Take each line containing "Bandwidth" and report it exactly as written.

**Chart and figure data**

────────

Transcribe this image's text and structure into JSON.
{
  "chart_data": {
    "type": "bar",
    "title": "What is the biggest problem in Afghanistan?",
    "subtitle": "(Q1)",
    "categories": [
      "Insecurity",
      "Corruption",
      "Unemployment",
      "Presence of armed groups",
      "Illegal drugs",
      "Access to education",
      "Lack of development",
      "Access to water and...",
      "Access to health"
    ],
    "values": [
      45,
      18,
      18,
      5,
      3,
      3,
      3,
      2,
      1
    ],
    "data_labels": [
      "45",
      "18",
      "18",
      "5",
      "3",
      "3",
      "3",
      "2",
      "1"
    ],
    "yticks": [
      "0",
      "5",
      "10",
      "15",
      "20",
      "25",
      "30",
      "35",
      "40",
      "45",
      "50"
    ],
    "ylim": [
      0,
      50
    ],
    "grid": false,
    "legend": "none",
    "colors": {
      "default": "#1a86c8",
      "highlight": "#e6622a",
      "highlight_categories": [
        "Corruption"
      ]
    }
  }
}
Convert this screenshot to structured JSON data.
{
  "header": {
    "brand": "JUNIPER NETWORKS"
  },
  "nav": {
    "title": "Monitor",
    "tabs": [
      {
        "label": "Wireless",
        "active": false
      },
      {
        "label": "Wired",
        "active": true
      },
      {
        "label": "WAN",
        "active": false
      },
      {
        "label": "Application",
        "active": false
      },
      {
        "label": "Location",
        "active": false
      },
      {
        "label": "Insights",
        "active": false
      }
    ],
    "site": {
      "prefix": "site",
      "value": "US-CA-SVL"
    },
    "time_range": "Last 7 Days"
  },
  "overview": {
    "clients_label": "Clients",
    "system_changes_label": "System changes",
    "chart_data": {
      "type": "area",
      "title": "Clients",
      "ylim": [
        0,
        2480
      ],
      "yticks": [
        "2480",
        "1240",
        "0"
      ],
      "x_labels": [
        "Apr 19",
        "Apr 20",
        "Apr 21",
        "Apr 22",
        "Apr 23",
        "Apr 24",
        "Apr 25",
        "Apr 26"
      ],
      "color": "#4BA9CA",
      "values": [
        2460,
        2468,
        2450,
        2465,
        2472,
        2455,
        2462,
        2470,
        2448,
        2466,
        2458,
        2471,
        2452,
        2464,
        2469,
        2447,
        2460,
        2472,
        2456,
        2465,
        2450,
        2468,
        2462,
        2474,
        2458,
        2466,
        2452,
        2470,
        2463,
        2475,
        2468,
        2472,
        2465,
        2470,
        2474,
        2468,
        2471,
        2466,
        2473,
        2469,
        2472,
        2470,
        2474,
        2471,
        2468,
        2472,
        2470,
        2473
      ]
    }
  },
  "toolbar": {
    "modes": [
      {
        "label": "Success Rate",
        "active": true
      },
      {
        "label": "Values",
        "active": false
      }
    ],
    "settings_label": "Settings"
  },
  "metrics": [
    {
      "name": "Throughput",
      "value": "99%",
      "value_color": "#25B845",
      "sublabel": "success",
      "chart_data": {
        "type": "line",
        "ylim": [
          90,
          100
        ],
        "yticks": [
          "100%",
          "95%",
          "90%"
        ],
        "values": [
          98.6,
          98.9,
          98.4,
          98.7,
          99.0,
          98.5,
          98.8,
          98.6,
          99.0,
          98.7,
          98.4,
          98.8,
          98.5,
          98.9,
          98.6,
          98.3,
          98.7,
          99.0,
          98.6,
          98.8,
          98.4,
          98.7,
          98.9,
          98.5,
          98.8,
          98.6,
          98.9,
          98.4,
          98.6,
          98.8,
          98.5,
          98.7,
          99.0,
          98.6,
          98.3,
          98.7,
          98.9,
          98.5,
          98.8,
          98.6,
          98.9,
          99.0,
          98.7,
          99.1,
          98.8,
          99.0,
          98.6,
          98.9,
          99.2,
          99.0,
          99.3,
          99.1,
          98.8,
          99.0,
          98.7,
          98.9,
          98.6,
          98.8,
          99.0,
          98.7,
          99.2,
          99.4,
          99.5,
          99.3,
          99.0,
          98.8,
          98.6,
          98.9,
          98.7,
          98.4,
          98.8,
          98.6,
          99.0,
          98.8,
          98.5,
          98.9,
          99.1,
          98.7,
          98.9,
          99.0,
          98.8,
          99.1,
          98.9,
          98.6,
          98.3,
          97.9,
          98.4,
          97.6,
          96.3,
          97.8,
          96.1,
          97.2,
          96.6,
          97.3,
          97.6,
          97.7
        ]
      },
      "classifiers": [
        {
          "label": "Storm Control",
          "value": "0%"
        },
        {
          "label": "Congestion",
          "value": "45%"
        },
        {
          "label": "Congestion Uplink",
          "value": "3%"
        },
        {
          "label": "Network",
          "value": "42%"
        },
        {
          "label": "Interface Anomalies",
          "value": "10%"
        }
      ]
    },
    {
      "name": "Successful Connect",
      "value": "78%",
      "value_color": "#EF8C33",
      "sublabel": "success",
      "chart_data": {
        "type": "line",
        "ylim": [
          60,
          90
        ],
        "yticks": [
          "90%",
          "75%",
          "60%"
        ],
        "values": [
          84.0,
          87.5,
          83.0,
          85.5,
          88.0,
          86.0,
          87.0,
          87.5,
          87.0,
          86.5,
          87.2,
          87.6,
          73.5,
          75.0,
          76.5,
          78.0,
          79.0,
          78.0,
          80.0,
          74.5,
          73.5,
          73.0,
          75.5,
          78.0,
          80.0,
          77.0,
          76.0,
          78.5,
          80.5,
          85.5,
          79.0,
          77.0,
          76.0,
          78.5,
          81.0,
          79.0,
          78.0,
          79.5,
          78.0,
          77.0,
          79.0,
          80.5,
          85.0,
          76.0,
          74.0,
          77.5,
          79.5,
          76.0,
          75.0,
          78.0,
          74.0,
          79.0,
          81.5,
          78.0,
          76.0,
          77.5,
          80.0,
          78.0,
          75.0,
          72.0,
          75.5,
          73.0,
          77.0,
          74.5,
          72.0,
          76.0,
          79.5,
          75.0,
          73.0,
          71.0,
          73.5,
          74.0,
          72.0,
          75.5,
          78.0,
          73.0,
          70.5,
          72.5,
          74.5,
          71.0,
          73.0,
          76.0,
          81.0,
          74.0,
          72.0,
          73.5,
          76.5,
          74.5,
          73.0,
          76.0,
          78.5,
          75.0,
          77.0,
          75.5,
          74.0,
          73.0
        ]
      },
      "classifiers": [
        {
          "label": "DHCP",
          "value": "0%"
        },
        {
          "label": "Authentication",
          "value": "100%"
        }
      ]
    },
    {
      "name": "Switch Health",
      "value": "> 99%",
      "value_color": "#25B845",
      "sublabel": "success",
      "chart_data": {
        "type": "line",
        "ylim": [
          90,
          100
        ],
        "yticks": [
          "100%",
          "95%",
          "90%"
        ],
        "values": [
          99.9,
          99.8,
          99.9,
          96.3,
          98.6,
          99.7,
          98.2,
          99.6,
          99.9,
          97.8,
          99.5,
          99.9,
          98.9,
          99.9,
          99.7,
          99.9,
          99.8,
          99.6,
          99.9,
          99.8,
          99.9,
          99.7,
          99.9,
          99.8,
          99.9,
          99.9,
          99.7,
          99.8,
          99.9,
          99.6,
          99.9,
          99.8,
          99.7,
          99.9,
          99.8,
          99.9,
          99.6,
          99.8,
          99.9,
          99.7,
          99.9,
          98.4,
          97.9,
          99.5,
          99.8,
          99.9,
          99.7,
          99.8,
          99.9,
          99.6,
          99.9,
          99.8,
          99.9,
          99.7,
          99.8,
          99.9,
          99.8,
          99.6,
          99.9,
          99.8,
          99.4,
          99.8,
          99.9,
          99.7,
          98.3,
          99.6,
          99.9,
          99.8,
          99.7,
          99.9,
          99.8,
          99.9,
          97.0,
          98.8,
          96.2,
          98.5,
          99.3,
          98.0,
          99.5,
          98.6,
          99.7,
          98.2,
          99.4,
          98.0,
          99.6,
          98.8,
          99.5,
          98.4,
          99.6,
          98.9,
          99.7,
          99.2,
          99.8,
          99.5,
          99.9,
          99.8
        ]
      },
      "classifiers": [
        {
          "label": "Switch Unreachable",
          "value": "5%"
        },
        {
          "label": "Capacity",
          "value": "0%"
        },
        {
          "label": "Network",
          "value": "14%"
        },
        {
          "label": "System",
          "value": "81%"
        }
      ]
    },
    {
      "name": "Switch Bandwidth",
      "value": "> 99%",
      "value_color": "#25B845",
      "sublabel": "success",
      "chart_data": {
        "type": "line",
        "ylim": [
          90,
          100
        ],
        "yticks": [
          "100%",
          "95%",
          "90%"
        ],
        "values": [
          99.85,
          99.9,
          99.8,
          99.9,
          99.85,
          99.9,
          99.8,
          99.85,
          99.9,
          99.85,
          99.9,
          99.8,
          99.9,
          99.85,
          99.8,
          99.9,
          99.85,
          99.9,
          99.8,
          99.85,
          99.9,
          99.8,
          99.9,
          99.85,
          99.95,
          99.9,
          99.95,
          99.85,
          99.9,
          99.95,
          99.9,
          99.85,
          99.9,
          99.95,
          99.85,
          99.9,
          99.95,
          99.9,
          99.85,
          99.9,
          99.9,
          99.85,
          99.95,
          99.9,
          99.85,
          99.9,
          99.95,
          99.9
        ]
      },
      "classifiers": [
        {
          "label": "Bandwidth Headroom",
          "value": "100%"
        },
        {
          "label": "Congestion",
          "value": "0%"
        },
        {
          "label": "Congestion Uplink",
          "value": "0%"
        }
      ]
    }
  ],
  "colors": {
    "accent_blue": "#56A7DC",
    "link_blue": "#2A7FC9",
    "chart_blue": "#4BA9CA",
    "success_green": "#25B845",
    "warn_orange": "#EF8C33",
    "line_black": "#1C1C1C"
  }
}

────────

**Task answer**
      "name": "Switch Bandwidth",
          "label": "Bandwidth Headroom",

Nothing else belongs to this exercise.